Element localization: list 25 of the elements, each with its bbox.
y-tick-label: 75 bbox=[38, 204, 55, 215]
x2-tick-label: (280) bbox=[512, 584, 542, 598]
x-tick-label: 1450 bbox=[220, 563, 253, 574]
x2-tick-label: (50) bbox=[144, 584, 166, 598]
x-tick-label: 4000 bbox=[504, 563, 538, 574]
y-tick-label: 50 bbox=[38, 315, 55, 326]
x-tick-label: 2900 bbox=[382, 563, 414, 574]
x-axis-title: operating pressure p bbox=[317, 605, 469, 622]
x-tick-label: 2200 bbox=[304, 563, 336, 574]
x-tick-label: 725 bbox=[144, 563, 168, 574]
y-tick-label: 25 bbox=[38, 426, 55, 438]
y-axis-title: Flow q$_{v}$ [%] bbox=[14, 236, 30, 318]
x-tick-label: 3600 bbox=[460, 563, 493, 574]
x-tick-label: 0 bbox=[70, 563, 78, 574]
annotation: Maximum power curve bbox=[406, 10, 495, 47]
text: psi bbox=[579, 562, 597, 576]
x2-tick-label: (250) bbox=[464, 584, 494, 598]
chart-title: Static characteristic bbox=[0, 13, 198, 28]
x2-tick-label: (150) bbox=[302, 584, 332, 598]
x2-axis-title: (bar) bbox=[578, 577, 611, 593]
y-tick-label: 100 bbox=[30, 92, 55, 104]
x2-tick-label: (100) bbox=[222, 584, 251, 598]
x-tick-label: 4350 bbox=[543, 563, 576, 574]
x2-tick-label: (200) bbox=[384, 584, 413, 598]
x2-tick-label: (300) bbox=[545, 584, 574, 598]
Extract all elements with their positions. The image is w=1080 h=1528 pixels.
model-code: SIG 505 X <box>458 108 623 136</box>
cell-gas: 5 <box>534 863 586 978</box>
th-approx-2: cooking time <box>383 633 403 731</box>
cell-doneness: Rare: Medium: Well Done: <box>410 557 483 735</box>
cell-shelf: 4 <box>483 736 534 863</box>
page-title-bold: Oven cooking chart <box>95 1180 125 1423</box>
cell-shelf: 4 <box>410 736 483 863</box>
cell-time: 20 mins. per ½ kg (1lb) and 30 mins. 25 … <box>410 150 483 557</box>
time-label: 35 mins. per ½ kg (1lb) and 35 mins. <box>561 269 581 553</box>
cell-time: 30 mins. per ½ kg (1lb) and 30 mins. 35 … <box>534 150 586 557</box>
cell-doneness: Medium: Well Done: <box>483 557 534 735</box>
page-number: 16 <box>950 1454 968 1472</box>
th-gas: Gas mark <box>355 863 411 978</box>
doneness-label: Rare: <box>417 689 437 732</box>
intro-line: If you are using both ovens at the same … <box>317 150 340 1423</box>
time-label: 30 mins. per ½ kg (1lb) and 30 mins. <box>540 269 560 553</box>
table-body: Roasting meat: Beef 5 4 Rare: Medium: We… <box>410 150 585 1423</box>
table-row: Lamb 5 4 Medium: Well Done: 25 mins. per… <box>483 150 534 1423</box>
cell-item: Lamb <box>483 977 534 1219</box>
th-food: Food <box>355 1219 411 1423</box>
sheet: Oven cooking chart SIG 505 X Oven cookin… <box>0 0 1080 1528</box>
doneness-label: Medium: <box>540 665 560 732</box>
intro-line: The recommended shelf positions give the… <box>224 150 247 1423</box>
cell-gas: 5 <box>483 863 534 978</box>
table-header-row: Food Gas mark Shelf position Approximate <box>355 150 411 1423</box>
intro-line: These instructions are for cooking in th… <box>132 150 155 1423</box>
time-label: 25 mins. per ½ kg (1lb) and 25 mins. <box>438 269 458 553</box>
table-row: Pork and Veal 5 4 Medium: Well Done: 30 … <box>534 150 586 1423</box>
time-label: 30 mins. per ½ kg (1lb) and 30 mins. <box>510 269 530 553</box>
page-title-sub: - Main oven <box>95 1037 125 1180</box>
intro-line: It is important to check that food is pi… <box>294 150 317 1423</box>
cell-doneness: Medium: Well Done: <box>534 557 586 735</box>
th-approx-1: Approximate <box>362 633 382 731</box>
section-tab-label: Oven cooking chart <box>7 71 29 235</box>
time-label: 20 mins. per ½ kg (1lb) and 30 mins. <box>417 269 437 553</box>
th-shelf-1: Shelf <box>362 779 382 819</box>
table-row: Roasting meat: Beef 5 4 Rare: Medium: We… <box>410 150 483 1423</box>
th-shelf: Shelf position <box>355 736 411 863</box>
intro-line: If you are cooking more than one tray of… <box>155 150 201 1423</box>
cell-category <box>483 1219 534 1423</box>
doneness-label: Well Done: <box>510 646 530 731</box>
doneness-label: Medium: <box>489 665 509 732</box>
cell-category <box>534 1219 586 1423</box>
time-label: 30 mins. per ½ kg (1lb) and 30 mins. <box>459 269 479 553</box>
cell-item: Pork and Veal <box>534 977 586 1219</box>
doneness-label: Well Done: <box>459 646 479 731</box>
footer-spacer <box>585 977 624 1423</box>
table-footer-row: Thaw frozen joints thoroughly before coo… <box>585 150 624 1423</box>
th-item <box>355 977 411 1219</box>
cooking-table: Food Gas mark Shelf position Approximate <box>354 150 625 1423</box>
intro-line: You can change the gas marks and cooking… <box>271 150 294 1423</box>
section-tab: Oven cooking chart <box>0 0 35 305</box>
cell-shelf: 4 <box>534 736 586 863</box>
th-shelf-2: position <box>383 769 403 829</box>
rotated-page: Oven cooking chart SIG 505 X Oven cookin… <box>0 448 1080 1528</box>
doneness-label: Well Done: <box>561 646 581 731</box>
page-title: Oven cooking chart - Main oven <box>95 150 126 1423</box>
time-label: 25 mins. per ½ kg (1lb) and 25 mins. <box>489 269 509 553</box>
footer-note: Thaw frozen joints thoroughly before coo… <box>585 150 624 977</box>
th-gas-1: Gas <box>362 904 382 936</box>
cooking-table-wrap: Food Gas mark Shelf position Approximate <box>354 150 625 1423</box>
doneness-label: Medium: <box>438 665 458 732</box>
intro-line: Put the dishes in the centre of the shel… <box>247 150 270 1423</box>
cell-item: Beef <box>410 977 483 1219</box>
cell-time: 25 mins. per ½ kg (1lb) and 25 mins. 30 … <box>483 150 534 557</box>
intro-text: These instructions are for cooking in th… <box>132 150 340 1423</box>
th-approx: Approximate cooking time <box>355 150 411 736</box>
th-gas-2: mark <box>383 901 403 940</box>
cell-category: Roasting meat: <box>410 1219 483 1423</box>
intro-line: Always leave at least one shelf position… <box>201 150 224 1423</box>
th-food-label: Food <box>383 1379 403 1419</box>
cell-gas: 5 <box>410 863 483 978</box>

- EXERCISE AIM: Print everything from the start of the data down to the line containing "chart-title: Static characteristic", both ends included, reproducing each line without any change.

- FULL RESPONSE:
Element localization: list 25 of the elements, each with its bbox.
y-tick-label: 75 bbox=[38, 204, 55, 215]
x2-tick-label: (280) bbox=[512, 584, 542, 598]
x-tick-label: 1450 bbox=[220, 563, 253, 574]
x2-tick-label: (50) bbox=[144, 584, 166, 598]
x-tick-label: 4000 bbox=[504, 563, 538, 574]
y-tick-label: 50 bbox=[38, 315, 55, 326]
x-tick-label: 2900 bbox=[382, 563, 414, 574]
x-axis-title: operating pressure p bbox=[317, 605, 469, 622]
x-tick-label: 2200 bbox=[304, 563, 336, 574]
x-tick-label: 725 bbox=[144, 563, 168, 574]
y-tick-label: 25 bbox=[38, 426, 55, 438]
y-axis-title: Flow q$_{v}$ [%] bbox=[14, 236, 30, 318]
x-tick-label: 3600 bbox=[460, 563, 493, 574]
x-tick-label: 0 bbox=[70, 563, 78, 574]
annotation: Maximum power curve bbox=[406, 10, 495, 47]
text: psi bbox=[579, 562, 597, 576]
x2-tick-label: (250) bbox=[464, 584, 494, 598]
chart-title: Static characteristic bbox=[0, 13, 198, 28]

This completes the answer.